* Passage shown:
## BEGIN

I would have to say that arguably X-MEN: GOD LOVES, MAN KILLS is the single best-executed, best-realized single release in Chris Claremont’s long time as the writer of the X-Men. It does exactly what the MARVEL GRAPHIC NOVELs were intended to do: crafts a story with a beginning, middle and end that encapsulates all of the themes and ideas that the series is about. Most of the releases in this line, sadly, didn’t live up to those lofty aspirations, but this one did. And that’s in no small thanks to illustrator Brent Anderson. Anderson wasn’t know for drawing the X-Men–he had done only a few fill-in issues up to this point–he was more associated with KA-ZAR. But he stepped up admirably here, and helped to produce a timeless classic. But the book wasn’t supposed to be drawn by Brent Anderson at all.

In point of fact, GOD LOVES, MAN KILLS had been conceptualized as a project that would be illustrated by Neal Adams. In 1982 when the title was released, there was probably no more popular and better-respected artist in the business than Neal. This despite the fact that he’d only taken on a small number of projects over the previous couple of years, focusing instead on his Continuity Studios advertising work, which was more lucrative. But as the MARVEL GRAPHIC NOVEL series was going to be contracted under different conditions than the standard Work-For-Hire deal of the regular monthly comic books, this was seen as a situation where Neal might be inveigled to return. An X-MEN project by Chris and Neal Adams (whose 1960s run on the series with Roy Thomas was still well-remembered by fans) was bound to be a huge commercial hit.

## END

* Data:
## BEGIN

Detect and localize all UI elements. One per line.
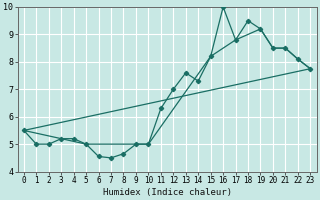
X-axis label: Humidex (Indice chaleur): Humidex (Indice chaleur) xyxy=(103,188,232,197)
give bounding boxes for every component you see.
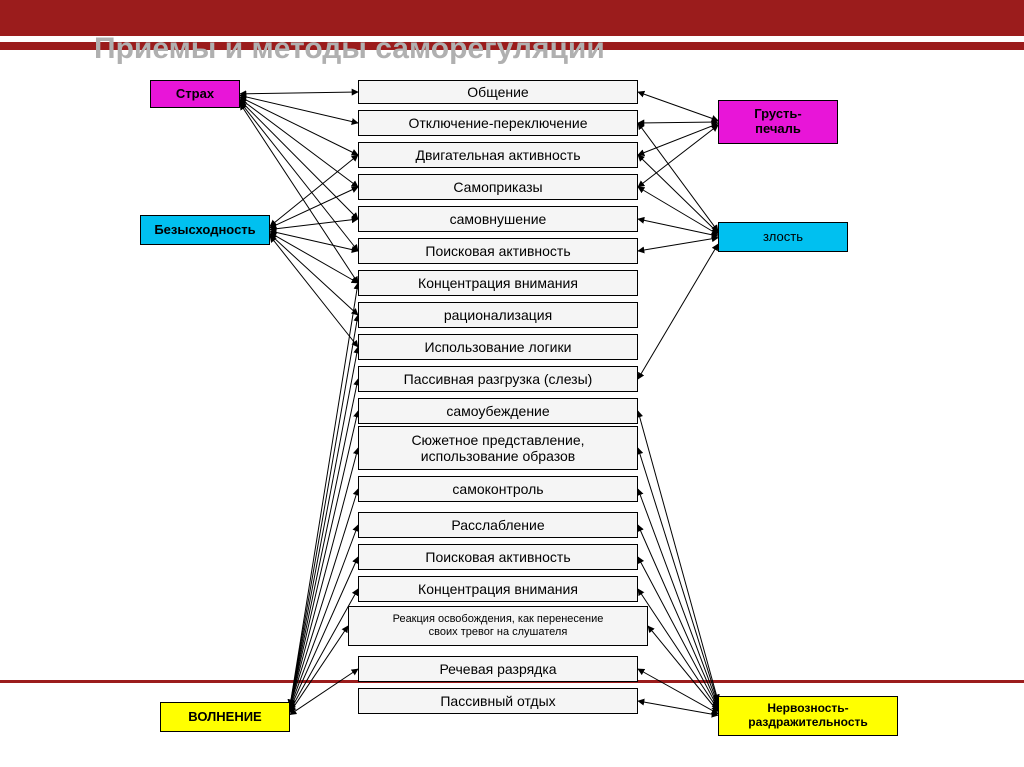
method-m11: Сюжетное представление, использование об… (358, 426, 638, 470)
edge (638, 557, 718, 708)
edge (290, 315, 358, 706)
method-m3: Самоприказы (358, 174, 638, 200)
method-m6: Концентрация внимания (358, 270, 638, 296)
method-m2: Двигательная активность (358, 142, 638, 168)
edge (638, 238, 718, 251)
emotion-fear: Страх (150, 80, 240, 108)
method-m8: Использование логики (358, 334, 638, 360)
page-title: Приемы и методы саморегуляции (94, 32, 605, 66)
method-m5: Поисковая активность (358, 238, 638, 264)
edge (638, 448, 718, 703)
edge (290, 347, 358, 706)
edge (290, 448, 358, 706)
method-m9: Пассивная разгрузка (слезы) (358, 366, 638, 392)
method-m7: рационализация (358, 302, 638, 328)
emotion-anger: злость (718, 222, 848, 252)
method-m14: Поисковая активность (358, 544, 638, 570)
emotion-worry: ВОЛНЕНИЕ (160, 702, 290, 732)
edge (270, 236, 358, 347)
emotion-nerv: Нервозность- раздражительность (718, 696, 898, 736)
edge (240, 103, 358, 283)
edge (270, 219, 358, 229)
method-m1: Отключение-переключение (358, 110, 638, 136)
method-m13: Расслабление (358, 512, 638, 538)
emotion-sad: Грусть- печаль (718, 100, 838, 144)
edge (290, 489, 358, 706)
edge (240, 92, 358, 94)
edge (638, 489, 718, 705)
method-m18: Пассивный отдых (358, 688, 638, 714)
edge (240, 95, 358, 123)
edge (638, 92, 718, 121)
method-m15: Концентрация внимания (358, 576, 638, 602)
method-m12: самоконтроль (358, 476, 638, 502)
edge (638, 525, 718, 706)
edge (638, 122, 718, 123)
edge (240, 97, 358, 155)
diagram-stage: Приемы и методы саморегуляции Страх Грусть… (0, 0, 1024, 767)
method-m0: Общение (358, 80, 638, 104)
edge (270, 234, 358, 315)
method-m10: самоубеждение (358, 398, 638, 424)
edge (638, 701, 718, 715)
method-m4: самовнушение (358, 206, 638, 232)
edge (240, 99, 358, 187)
edge (270, 187, 358, 228)
edge (240, 100, 358, 219)
method-m17: Речевая разрядка (358, 656, 638, 682)
method-m16: Реакция освобождения, как перенесение св… (348, 606, 648, 646)
edge (290, 379, 358, 706)
emotion-hopeless: Безысходность (140, 215, 270, 245)
edge (270, 233, 358, 283)
edge (638, 411, 718, 701)
edge (638, 244, 718, 379)
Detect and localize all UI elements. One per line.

## END

* Given exercise:
In the passage on X-Men: God Loves, Man Kills, which artist was the project originally meant to be illustrated by?

* The result:
Neal Adams